### Work to be completed
Please rewrite the material from its beginning through the line containing "284, 769, 325]", changing every "table-row" to "row" and keeping everything else the same. Give only those lines.

(Region and label listings)
☆ ☆ ☆ ☆
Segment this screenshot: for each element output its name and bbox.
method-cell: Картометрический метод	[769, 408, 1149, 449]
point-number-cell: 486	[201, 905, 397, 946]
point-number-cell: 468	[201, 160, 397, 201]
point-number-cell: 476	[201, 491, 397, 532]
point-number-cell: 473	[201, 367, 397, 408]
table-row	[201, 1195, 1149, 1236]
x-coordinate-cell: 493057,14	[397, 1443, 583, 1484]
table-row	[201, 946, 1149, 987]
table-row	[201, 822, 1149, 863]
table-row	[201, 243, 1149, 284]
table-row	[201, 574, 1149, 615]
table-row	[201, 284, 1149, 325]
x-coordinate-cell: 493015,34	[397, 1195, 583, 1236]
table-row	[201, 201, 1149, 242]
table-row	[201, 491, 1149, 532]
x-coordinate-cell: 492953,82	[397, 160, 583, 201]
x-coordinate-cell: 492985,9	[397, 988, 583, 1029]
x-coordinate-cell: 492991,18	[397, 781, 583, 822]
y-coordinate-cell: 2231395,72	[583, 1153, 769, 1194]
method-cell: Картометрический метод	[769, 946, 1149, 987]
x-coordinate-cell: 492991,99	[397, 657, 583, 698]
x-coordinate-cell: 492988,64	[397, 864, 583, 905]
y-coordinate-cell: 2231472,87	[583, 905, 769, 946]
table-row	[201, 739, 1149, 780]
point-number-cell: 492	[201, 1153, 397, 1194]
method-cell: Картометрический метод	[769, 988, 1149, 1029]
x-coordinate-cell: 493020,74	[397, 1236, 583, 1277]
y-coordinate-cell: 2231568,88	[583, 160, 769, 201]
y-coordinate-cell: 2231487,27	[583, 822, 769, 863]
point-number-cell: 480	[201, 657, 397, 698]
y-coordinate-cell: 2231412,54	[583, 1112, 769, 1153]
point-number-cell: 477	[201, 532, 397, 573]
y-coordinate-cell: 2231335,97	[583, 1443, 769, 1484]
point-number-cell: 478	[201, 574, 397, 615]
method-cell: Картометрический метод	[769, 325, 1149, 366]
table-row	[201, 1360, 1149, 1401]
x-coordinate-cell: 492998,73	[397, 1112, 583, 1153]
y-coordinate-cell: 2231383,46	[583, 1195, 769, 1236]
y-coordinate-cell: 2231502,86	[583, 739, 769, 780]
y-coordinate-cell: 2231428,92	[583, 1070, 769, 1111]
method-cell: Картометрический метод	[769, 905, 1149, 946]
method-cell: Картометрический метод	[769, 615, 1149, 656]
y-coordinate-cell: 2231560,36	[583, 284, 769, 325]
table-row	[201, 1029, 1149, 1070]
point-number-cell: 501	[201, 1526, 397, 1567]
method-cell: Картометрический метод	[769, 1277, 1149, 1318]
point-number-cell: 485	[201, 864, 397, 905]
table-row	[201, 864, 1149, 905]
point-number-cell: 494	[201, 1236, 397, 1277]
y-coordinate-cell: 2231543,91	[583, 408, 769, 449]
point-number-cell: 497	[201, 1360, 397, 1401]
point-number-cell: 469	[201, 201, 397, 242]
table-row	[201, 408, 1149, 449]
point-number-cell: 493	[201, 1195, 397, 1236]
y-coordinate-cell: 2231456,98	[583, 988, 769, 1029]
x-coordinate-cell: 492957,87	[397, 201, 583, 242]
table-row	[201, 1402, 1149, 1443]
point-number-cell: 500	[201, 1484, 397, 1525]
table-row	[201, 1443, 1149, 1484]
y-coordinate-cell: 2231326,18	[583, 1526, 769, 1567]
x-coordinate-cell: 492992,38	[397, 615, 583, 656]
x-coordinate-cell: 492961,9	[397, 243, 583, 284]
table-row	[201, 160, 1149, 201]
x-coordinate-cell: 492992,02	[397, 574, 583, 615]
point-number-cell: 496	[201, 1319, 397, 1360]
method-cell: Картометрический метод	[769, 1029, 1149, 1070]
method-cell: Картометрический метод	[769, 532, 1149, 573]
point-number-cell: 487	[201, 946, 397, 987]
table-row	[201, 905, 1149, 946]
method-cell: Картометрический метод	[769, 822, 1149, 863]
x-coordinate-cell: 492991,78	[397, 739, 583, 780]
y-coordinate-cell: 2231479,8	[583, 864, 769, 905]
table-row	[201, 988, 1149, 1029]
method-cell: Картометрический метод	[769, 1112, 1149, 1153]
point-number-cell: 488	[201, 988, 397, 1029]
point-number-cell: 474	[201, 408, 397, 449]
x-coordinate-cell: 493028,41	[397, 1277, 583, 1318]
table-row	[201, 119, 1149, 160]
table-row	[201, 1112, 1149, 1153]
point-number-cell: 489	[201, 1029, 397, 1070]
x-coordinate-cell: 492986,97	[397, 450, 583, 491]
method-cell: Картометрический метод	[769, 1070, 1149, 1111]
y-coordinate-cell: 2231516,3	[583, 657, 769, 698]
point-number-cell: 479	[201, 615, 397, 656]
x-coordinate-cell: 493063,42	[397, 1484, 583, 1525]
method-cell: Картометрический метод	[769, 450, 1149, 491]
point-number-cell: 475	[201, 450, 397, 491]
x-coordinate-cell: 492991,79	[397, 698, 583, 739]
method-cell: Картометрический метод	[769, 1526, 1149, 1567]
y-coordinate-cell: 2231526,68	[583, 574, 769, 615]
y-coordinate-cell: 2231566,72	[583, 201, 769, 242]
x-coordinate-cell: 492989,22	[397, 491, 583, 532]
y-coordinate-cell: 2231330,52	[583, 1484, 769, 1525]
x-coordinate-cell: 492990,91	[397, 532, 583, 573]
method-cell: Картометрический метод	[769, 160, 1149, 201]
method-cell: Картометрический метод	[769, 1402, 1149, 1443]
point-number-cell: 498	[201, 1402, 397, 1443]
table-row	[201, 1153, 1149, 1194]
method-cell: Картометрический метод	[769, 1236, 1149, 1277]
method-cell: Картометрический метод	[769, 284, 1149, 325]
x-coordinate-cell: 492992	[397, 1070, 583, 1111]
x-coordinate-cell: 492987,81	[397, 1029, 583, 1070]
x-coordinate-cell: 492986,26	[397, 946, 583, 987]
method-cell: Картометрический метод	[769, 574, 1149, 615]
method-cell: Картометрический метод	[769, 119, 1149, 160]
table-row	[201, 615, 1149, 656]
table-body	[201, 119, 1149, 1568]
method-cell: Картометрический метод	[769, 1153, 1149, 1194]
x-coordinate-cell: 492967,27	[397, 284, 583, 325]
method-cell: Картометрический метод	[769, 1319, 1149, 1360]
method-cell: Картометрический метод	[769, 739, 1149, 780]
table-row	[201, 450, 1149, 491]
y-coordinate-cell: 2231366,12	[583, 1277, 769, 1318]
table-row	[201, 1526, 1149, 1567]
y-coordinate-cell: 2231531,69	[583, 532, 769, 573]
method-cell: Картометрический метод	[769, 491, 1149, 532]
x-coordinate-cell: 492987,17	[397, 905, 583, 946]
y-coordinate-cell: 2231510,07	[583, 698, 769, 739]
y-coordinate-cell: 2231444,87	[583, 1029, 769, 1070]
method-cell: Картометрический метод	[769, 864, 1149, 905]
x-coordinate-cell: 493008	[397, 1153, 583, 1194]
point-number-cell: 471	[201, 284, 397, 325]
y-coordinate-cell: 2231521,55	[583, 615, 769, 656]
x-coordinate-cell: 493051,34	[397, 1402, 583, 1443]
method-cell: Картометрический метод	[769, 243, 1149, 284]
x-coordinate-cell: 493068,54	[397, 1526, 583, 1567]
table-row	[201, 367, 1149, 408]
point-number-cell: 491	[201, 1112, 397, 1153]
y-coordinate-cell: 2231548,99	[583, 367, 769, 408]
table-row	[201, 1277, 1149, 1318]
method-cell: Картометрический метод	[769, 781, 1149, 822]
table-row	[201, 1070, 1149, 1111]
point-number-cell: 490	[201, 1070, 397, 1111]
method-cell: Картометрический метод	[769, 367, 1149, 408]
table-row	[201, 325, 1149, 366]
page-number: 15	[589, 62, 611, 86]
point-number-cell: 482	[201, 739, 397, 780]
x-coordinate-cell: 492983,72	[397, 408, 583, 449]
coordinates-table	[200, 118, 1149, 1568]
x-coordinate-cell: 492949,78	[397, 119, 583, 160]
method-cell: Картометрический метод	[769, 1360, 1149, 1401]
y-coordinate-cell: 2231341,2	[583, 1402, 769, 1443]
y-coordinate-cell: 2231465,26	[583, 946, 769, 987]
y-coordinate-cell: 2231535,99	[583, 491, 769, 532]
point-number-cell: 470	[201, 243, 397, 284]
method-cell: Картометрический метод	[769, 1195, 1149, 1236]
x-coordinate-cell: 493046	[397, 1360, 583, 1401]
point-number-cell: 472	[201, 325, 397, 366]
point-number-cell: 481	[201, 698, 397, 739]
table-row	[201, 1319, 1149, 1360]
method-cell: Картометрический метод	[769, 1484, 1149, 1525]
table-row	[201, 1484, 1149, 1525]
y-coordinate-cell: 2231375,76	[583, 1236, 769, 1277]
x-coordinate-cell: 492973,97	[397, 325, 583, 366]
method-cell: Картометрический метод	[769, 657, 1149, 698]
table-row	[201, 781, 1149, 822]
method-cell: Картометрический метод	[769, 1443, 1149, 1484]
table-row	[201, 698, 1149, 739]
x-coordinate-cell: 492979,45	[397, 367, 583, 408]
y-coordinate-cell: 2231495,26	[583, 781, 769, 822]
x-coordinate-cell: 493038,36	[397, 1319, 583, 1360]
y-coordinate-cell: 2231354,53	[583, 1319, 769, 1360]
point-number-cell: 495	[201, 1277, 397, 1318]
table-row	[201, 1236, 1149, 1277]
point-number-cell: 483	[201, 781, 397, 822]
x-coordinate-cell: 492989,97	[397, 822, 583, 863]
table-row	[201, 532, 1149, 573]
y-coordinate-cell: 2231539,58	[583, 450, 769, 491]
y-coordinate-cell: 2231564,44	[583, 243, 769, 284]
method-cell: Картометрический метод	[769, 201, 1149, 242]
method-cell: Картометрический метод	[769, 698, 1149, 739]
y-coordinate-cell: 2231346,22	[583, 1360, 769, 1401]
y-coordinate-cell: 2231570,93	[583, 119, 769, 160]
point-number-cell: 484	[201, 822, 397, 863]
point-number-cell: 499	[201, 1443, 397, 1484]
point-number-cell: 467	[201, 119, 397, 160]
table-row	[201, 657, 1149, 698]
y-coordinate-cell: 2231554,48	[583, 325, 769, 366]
☆ ☆ ☆ ☆
### Task result
Segment this screenshot: for each element output its name and bbox.
method-cell: Картометрический метод	[769, 408, 1149, 449]
point-number-cell: 486	[201, 905, 397, 946]
point-number-cell: 468	[201, 160, 397, 201]
point-number-cell: 476	[201, 491, 397, 532]
point-number-cell: 473	[201, 367, 397, 408]
row	[201, 1195, 1149, 1236]
x-coordinate-cell: 493057,14	[397, 1443, 583, 1484]
row	[201, 946, 1149, 987]
row	[201, 822, 1149, 863]
row	[201, 243, 1149, 284]
row	[201, 574, 1149, 615]
row	[201, 284, 1149, 325]
x-coordinate-cell: 493015,34	[397, 1195, 583, 1236]
row	[201, 201, 1149, 242]
row	[201, 491, 1149, 532]
x-coordinate-cell: 492953,82	[397, 160, 583, 201]
x-coordinate-cell: 492985,9	[397, 988, 583, 1029]
x-coordinate-cell: 492991,18	[397, 781, 583, 822]
y-coordinate-cell: 2231395,72	[583, 1153, 769, 1194]
method-cell: Картометрический метод	[769, 946, 1149, 987]
x-coordinate-cell: 492991,99	[397, 657, 583, 698]
x-coordinate-cell: 492988,64	[397, 864, 583, 905]
y-coordinate-cell: 2231472,87	[583, 905, 769, 946]
row	[201, 739, 1149, 780]
point-number-cell: 492	[201, 1153, 397, 1194]
method-cell: Картометрический метод	[769, 988, 1149, 1029]
x-coordinate-cell: 493020,74	[397, 1236, 583, 1277]
y-coordinate-cell: 2231568,88	[583, 160, 769, 201]
y-coordinate-cell: 2231487,27	[583, 822, 769, 863]
point-number-cell: 480	[201, 657, 397, 698]
y-coordinate-cell: 2231412,54	[583, 1112, 769, 1153]
point-number-cell: 477	[201, 532, 397, 573]
y-coordinate-cell: 2231335,97	[583, 1443, 769, 1484]
point-number-cell: 478	[201, 574, 397, 615]
method-cell: Картометрический метод	[769, 325, 1149, 366]
row	[201, 1360, 1149, 1401]
x-coordinate-cell: 492998,73	[397, 1112, 583, 1153]
y-coordinate-cell: 2231383,46	[583, 1195, 769, 1236]
y-coordinate-cell: 2231502,86	[583, 739, 769, 780]
y-coordinate-cell: 2231428,92	[583, 1070, 769, 1111]
method-cell: Картометрический метод	[769, 905, 1149, 946]
method-cell: Картометрический метод	[769, 615, 1149, 656]
y-coordinate-cell: 2231560,36	[583, 284, 769, 325]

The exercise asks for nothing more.